> **GIVEN EXERCISE**:
Where a line holds "métrica", copy it.
═══ RECORD EXCERPTS ═══
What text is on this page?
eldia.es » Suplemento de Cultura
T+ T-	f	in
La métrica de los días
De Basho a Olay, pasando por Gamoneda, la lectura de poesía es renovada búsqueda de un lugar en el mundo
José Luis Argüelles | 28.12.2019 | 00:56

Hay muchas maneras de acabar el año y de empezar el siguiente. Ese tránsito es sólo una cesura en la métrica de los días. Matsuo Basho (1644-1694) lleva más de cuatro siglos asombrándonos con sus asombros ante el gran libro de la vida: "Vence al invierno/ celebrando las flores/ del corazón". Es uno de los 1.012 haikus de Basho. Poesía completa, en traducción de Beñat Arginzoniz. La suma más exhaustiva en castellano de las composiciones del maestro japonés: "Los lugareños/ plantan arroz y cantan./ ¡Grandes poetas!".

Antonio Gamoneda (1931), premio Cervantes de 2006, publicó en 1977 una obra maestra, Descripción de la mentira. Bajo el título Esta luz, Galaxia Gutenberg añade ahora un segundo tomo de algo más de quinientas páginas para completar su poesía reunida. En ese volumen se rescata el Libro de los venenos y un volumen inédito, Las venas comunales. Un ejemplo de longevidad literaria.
═══
> **CORRECT RESULT**:
La métrica de los días
Hay muchas maneras de acabar el año y de empezar el siguiente. Ese tránsito es sólo una cesura en la métrica de los días. Matsuo Basho (1644-1694) lleva más de cuatro siglos asombrándonos con sus asombros ante el gran libro de la vida: "Vence al invierno/ celebrando las flores/ del corazón". Es uno de los 1.012 haikus de Basho. Poesía completa, en traducción de Beñat Arginzoniz. La suma más exhaustiva en castellano de las composiciones del maestro japonés: "Los lugareños/ plantan arroz y cantan./ ¡Grandes poetas!".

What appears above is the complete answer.